■ What the exercise asks ■
Copy the lines below word for word.

■ Supplied material ■

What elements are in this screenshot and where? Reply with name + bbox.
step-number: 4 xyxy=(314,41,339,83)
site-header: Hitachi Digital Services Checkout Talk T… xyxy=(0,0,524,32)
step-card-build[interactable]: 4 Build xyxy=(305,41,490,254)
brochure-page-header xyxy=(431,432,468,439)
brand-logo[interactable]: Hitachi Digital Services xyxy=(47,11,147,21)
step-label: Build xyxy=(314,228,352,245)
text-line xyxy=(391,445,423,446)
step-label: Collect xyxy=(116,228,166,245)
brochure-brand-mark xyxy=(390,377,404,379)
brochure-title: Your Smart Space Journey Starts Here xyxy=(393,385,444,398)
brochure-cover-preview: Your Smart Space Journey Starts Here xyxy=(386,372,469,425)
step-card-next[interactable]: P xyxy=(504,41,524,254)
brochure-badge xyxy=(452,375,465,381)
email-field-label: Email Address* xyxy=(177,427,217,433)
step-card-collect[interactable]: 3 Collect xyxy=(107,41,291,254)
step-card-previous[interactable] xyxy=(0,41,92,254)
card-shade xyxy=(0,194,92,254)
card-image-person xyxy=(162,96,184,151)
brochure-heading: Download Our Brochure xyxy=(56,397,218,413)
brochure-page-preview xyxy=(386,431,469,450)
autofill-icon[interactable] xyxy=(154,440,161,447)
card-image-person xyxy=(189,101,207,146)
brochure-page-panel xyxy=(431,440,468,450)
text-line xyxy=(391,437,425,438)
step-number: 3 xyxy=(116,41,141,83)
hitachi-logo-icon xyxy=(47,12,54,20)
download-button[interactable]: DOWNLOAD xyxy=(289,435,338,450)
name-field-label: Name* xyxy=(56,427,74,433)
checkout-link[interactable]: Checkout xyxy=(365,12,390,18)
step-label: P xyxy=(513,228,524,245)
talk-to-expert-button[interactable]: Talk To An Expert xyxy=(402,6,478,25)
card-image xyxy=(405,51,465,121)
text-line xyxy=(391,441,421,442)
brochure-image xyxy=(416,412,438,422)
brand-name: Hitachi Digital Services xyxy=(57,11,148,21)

■ Solution to the exercise ■
What elements are in this screenshot and where? Reply with name + bbox.
step-number: 4 xyxy=(314,41,339,83)
site-header: Hitachi Digital Services Checkout Talk T… xyxy=(0,0,524,32)
step-card-build[interactable]: 4 Build xyxy=(305,41,490,254)
brochure-page-header xyxy=(431,432,468,439)
brand-logo[interactable]: Hitachi Digital Services xyxy=(47,11,147,21)
step-label: Build xyxy=(314,228,352,245)
text-line xyxy=(391,445,423,446)
step-label: Collect xyxy=(116,228,166,245)
brochure-brand-mark xyxy=(390,377,404,379)
brochure-title: Your Smart Space Journey Starts Here xyxy=(393,385,444,398)
brochure-cover-preview: Your Smart Space Journey Starts Here xyxy=(386,372,469,425)
step-card-next[interactable]: P xyxy=(504,41,524,254)
brochure-badge xyxy=(452,375,465,381)
email-field-label: Email Address* xyxy=(177,427,217,433)
step-card-collect[interactable]: 3 Collect xyxy=(107,41,291,254)
step-card-previous[interactable] xyxy=(0,41,92,254)
card-shade xyxy=(0,194,92,254)
card-image-person xyxy=(162,96,184,151)
brochure-heading: Download Our Brochure xyxy=(56,397,218,413)
brochure-page-preview xyxy=(386,431,469,450)
autofill-icon[interactable] xyxy=(154,440,161,447)
card-image-person xyxy=(189,101,207,146)
brochure-page-panel xyxy=(431,440,468,450)
text-line xyxy=(391,437,425,438)
step-number: 3 xyxy=(116,41,141,83)
hitachi-logo-icon xyxy=(47,12,54,20)
download-button[interactable]: DOWNLOAD xyxy=(289,435,338,450)
name-field-label: Name* xyxy=(56,427,74,433)
checkout-link[interactable]: Checkout xyxy=(365,12,390,18)
step-label: P xyxy=(513,228,524,245)
talk-to-expert-button[interactable]: Talk To An Expert xyxy=(402,6,478,25)
card-image xyxy=(405,51,465,121)
text-line xyxy=(391,441,421,442)
brochure-image xyxy=(416,412,438,422)
brand-name: Hitachi Digital Services xyxy=(57,11,148,21)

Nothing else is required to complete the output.